Problem to work on: Pick out each line below containing "this".

(A block of data)

+++++

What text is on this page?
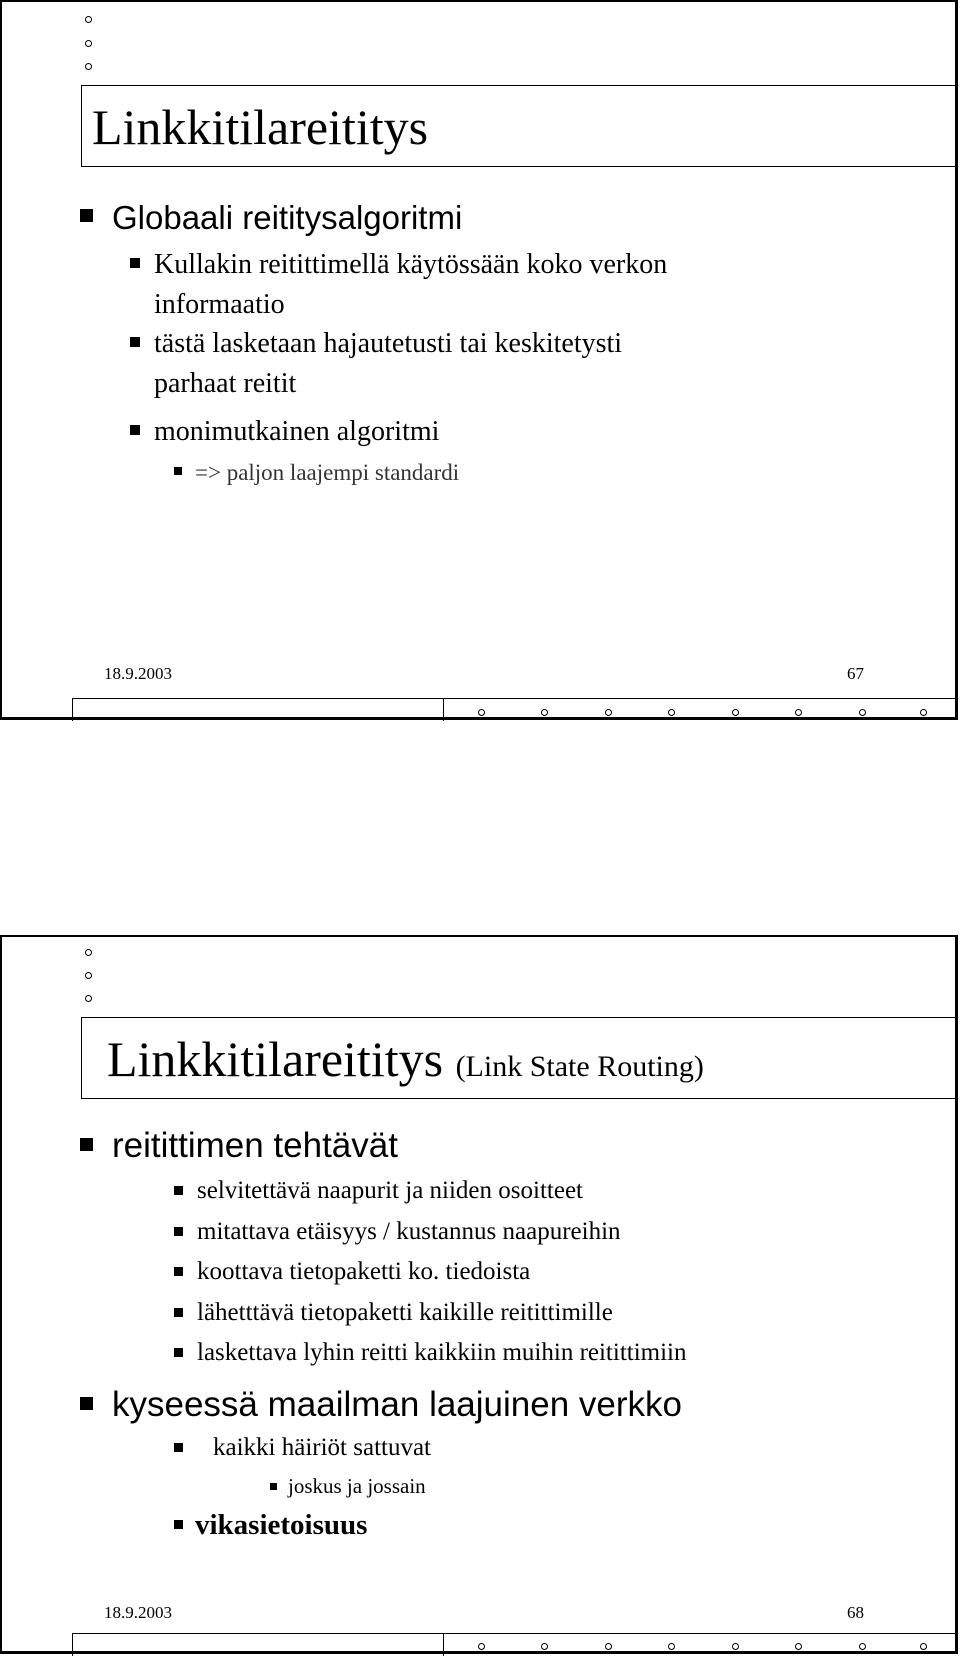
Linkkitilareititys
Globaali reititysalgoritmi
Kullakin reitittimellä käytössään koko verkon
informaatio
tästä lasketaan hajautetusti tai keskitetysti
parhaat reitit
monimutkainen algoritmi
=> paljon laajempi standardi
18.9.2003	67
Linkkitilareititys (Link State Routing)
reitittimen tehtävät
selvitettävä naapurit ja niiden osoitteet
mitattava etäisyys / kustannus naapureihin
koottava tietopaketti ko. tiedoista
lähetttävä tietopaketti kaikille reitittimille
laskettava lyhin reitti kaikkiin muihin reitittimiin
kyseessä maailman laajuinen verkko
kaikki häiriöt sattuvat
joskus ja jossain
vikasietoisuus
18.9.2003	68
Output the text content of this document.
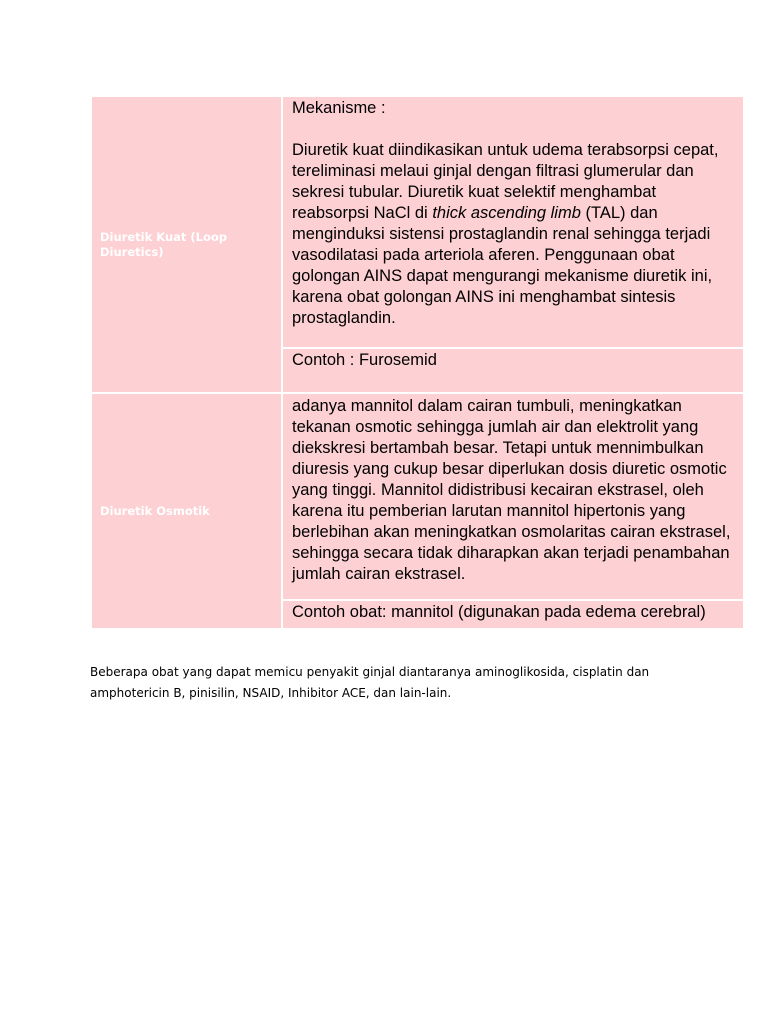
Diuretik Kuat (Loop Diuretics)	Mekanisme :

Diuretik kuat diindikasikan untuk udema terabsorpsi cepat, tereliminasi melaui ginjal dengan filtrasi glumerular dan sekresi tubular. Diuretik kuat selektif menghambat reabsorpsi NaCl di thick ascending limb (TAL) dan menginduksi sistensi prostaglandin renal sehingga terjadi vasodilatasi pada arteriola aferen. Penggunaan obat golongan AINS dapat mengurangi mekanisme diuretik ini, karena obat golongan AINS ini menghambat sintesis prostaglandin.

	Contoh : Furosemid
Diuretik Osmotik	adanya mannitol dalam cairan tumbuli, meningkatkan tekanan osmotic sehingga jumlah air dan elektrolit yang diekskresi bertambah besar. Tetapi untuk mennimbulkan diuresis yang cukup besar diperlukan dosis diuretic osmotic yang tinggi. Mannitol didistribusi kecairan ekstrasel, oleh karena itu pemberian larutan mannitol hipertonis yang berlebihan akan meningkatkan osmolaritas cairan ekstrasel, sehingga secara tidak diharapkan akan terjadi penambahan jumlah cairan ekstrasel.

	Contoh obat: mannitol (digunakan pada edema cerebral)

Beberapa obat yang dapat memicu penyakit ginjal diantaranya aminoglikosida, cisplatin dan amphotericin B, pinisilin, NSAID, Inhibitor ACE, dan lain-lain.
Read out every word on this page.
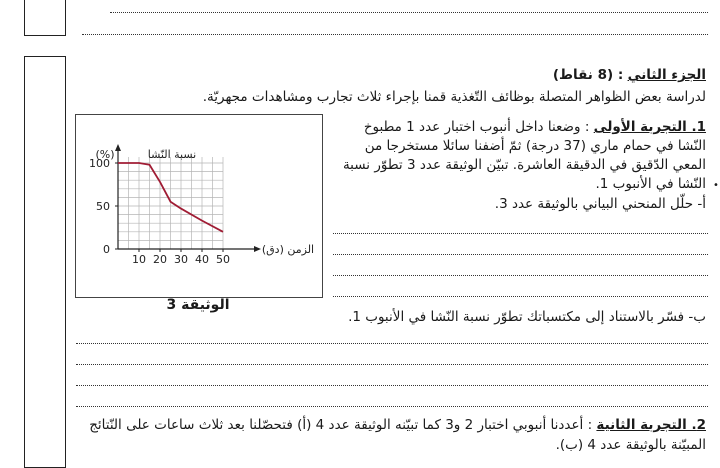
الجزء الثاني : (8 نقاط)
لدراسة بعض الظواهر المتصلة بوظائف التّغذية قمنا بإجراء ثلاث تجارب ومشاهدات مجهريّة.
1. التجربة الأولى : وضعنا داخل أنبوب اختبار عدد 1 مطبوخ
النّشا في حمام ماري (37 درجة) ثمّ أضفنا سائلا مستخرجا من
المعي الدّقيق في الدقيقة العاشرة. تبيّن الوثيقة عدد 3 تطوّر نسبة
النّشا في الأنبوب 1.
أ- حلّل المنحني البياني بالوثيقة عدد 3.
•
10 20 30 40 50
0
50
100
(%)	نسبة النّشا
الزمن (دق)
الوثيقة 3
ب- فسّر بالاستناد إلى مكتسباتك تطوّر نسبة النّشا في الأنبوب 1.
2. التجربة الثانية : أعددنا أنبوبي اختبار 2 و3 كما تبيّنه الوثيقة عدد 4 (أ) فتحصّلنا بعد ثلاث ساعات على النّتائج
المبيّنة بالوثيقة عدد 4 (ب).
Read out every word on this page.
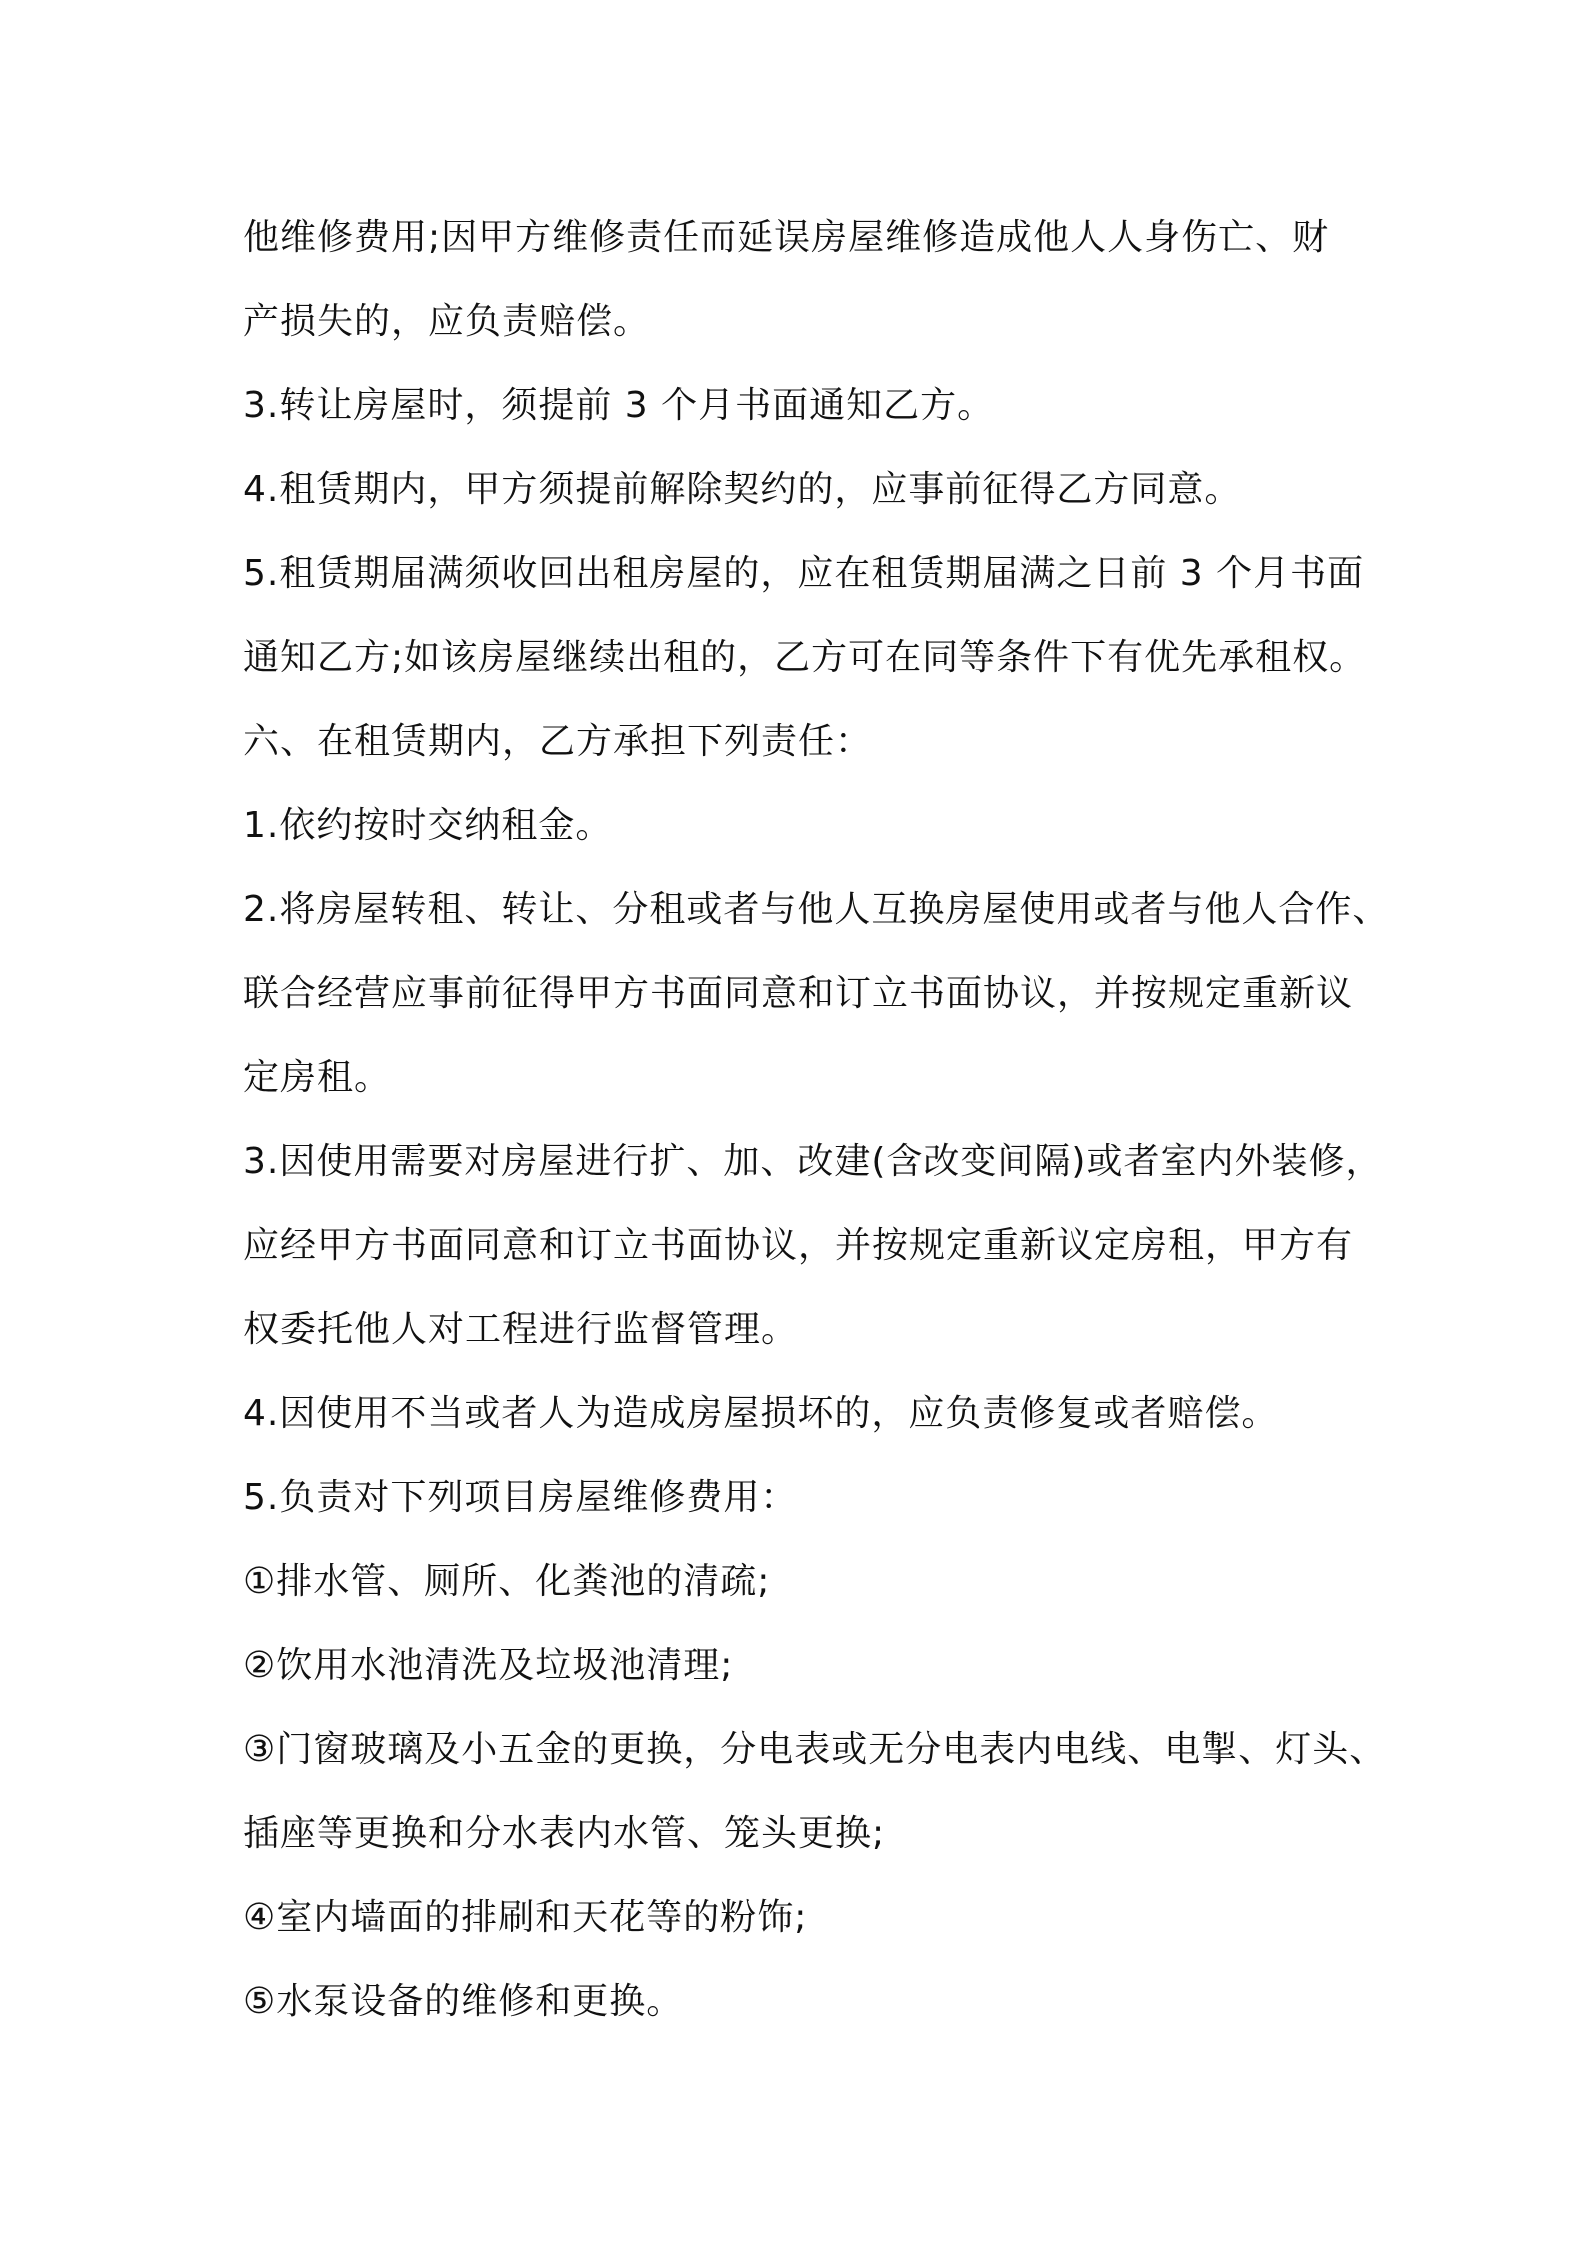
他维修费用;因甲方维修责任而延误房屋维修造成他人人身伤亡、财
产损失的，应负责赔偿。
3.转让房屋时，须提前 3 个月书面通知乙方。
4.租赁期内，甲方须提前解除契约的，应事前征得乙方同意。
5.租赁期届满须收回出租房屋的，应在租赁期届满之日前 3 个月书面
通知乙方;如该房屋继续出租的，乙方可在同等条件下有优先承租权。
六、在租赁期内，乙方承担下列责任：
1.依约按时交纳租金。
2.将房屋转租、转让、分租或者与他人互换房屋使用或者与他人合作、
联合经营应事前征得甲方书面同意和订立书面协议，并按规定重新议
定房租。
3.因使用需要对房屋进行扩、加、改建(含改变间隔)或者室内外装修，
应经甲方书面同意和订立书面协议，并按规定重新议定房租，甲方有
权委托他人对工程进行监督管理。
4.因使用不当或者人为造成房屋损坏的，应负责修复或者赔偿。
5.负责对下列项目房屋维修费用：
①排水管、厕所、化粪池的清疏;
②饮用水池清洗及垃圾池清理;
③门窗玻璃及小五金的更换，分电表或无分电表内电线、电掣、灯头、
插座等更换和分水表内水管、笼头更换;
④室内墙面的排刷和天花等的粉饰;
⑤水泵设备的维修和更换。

+++++

Complete response:
What text is on this page?
Output the text content of this document.
Read out every word on this page.
Read out every word on this page.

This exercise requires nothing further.